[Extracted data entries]
━━━
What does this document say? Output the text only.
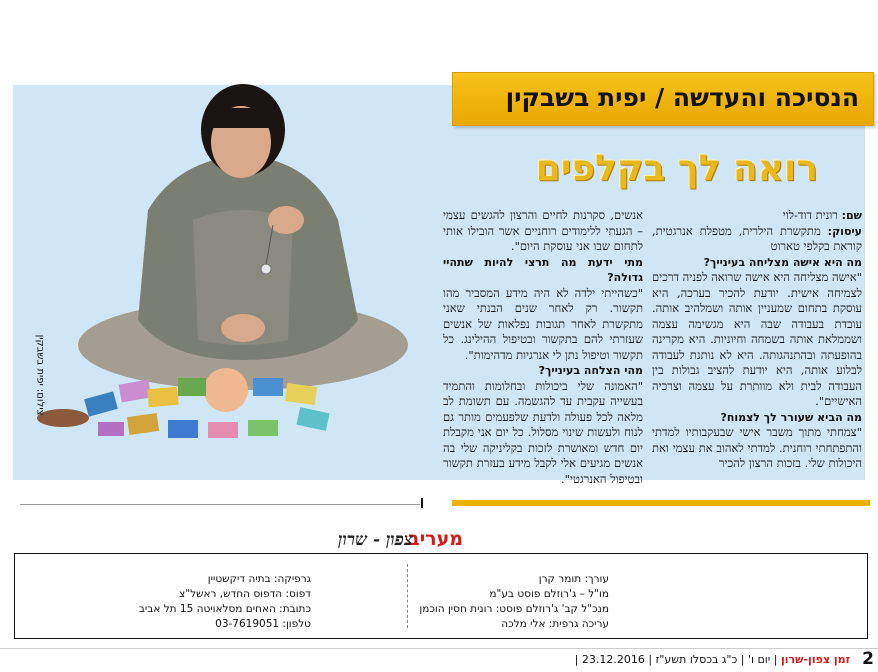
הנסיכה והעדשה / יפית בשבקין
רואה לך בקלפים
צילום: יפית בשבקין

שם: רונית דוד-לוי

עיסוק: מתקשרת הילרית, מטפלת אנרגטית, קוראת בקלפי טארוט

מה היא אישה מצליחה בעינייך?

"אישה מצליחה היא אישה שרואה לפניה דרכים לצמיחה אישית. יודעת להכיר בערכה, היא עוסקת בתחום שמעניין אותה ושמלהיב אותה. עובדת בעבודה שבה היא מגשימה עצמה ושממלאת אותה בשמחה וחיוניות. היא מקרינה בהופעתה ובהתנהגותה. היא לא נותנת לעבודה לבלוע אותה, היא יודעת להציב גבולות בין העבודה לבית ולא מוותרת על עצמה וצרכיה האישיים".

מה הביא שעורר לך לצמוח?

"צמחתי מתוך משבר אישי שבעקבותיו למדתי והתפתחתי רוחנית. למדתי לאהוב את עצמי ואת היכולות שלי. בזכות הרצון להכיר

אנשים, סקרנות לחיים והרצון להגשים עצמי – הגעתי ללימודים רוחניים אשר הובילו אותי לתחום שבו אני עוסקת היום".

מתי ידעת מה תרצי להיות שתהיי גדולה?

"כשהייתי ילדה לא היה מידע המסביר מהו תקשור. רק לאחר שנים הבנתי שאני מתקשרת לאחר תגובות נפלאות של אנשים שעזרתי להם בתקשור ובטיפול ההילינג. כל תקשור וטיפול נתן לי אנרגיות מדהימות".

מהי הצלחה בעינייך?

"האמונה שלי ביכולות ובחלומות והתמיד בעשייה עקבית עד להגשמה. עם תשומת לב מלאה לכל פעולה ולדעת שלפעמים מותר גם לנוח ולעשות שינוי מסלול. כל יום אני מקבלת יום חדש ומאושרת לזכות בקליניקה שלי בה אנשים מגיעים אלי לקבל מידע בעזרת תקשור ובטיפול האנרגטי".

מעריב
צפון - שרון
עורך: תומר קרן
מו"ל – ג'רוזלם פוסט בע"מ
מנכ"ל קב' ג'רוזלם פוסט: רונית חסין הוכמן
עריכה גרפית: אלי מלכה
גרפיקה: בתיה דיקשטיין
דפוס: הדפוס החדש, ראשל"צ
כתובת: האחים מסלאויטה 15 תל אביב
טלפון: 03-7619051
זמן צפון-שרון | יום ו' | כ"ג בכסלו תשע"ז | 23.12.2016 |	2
━━━
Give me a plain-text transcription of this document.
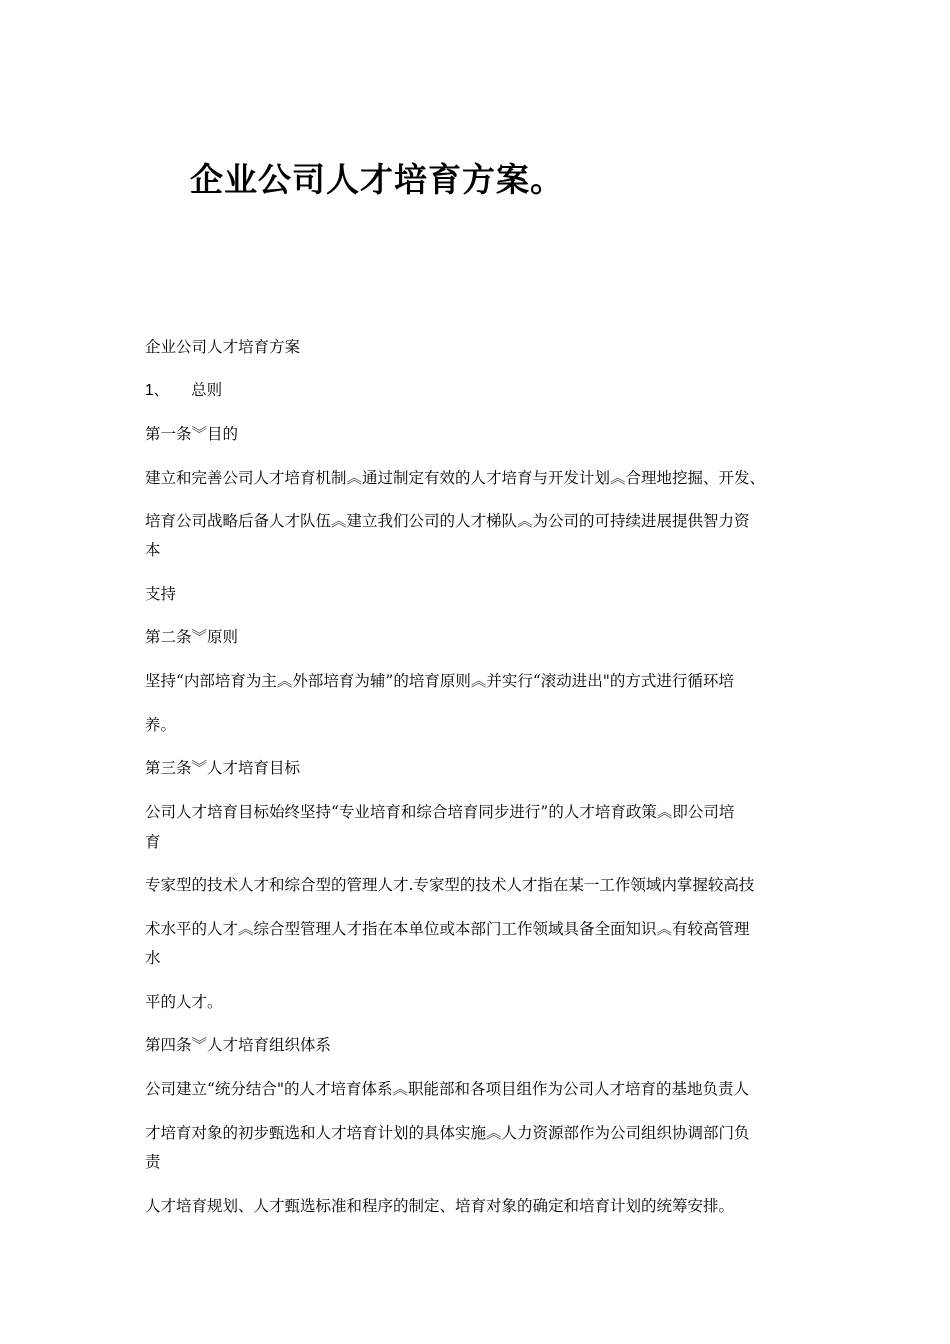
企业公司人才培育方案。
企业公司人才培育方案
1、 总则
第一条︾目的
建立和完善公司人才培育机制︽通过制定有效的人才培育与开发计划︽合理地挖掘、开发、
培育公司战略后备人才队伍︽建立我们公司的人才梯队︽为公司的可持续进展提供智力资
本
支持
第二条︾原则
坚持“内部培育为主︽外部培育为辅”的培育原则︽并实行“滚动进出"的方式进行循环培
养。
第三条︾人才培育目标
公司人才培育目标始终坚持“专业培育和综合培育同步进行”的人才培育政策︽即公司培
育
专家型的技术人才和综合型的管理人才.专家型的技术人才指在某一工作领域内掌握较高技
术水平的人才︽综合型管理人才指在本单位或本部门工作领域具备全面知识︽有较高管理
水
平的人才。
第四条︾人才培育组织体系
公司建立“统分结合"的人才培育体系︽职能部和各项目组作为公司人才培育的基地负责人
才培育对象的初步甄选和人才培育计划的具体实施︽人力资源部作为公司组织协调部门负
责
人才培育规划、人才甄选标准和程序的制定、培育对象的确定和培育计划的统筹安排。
━━━
**Instructions for the task**
In the material above, tally every line with the string "ובטיפול" in it, then give that number alone.

**Response**
2